__TASK OBJECTIVE__.
Could you write out every entry exactly as it stands?
# Start of RECORDS FOR THIS EXERCISE
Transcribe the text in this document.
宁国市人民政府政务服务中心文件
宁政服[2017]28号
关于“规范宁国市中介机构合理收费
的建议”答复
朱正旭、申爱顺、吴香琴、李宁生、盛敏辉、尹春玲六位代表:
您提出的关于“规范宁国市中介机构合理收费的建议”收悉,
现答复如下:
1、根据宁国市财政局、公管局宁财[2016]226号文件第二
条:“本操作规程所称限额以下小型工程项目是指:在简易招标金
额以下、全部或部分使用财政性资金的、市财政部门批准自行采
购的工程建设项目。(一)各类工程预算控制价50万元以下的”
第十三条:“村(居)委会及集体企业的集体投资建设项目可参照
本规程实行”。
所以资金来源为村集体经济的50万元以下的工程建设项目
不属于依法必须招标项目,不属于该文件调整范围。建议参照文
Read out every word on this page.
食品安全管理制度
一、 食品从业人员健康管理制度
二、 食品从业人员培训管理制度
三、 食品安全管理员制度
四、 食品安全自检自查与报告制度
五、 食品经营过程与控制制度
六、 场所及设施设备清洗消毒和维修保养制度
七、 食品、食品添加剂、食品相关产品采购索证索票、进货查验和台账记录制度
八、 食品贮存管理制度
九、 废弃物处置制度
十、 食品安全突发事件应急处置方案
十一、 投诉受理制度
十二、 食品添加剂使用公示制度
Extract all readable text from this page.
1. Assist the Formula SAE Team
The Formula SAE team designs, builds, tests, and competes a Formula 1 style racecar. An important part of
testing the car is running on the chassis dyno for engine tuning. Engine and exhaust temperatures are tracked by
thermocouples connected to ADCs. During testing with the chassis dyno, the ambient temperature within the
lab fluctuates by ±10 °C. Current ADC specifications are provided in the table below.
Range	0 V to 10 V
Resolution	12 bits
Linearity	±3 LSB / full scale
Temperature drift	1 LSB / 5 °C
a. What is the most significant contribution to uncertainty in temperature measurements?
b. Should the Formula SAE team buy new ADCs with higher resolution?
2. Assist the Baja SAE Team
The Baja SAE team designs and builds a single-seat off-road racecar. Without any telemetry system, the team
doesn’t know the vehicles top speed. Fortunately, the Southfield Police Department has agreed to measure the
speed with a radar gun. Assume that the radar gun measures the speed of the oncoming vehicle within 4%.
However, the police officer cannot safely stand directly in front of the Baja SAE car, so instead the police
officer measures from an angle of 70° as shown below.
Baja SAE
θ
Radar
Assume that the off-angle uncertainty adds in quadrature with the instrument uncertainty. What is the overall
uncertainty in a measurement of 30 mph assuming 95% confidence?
# End of RECORDS FOR THIS EXERCISE
__OUTPUT FOR THIS EXERCISE__.
Transcribe the text in this document.
宁国市人民政府政务服务中心文件
宁政服[2017]28号
关于“规范宁国市中介机构合理收费
的建议”答复
朱正旭、申爱顺、吴香琴、李宁生、盛敏辉、尹春玲六位代表:
您提出的关于“规范宁国市中介机构合理收费的建议”收悉,
现答复如下:
1、根据宁国市财政局、公管局宁财[2016]226号文件第二
条:“本操作规程所称限额以下小型工程项目是指:在简易招标金
额以下、全部或部分使用财政性资金的、市财政部门批准自行采
购的工程建设项目。(一)各类工程预算控制价50万元以下的”
第十三条:“村(居)委会及集体企业的集体投资建设项目可参照
本规程实行”。
所以资金来源为村集体经济的50万元以下的工程建设项目
不属于依法必须招标项目,不属于该文件调整范围。建议参照文
Read out every word on this page.
食品安全管理制度
一、 食品从业人员健康管理制度
二、 食品从业人员培训管理制度
三、 食品安全管理员制度
四、 食品安全自检自查与报告制度
五、 食品经营过程与控制制度
六、 场所及设施设备清洗消毒和维修保养制度
七、 食品、食品添加剂、食品相关产品采购索证索票、进货查验和台账记录制度
八、 食品贮存管理制度
九、 废弃物处置制度
十、 食品安全突发事件应急处置方案
十一、 投诉受理制度
十二、 食品添加剂使用公示制度
Extract all readable text from this page.
1. Assist the Formula SAE Team
The Formula SAE team designs, builds, tests, and competes a Formula 1 style racecar. An important part of
testing the car is running on the chassis dyno for engine tuning. Engine and exhaust temperatures are tracked by
thermocouples connected to ADCs. During testing with the chassis dyno, the ambient temperature within the
lab fluctuates by ±10 °C. Current ADC specifications are provided in the table below.
Range	0 V to 10 V
Resolution	12 bits
Linearity	±3 LSB / full scale
Temperature drift	1 LSB / 5 °C
a. What is the most significant contribution to uncertainty in temperature measurements?
b. Should the Formula SAE team buy new ADCs with higher resolution?
2. Assist the Baja SAE Team
The Baja SAE team designs and builds a single-seat off-road racecar. Without any telemetry system, the team
doesn’t know the vehicles top speed. Fortunately, the Southfield Police Department has agreed to measure the
speed with a radar gun. Assume that the radar gun measures the speed of the oncoming vehicle within 4%.
However, the police officer cannot safely stand directly in front of the Baja SAE car, so instead the police
officer measures from an angle of 70° as shown below.
Baja SAE
θ
Radar
Assume that the off-angle uncertainty adds in quadrature with the instrument uncertainty. What is the overall
uncertainty in a measurement of 30 mph assuming 95% confidence?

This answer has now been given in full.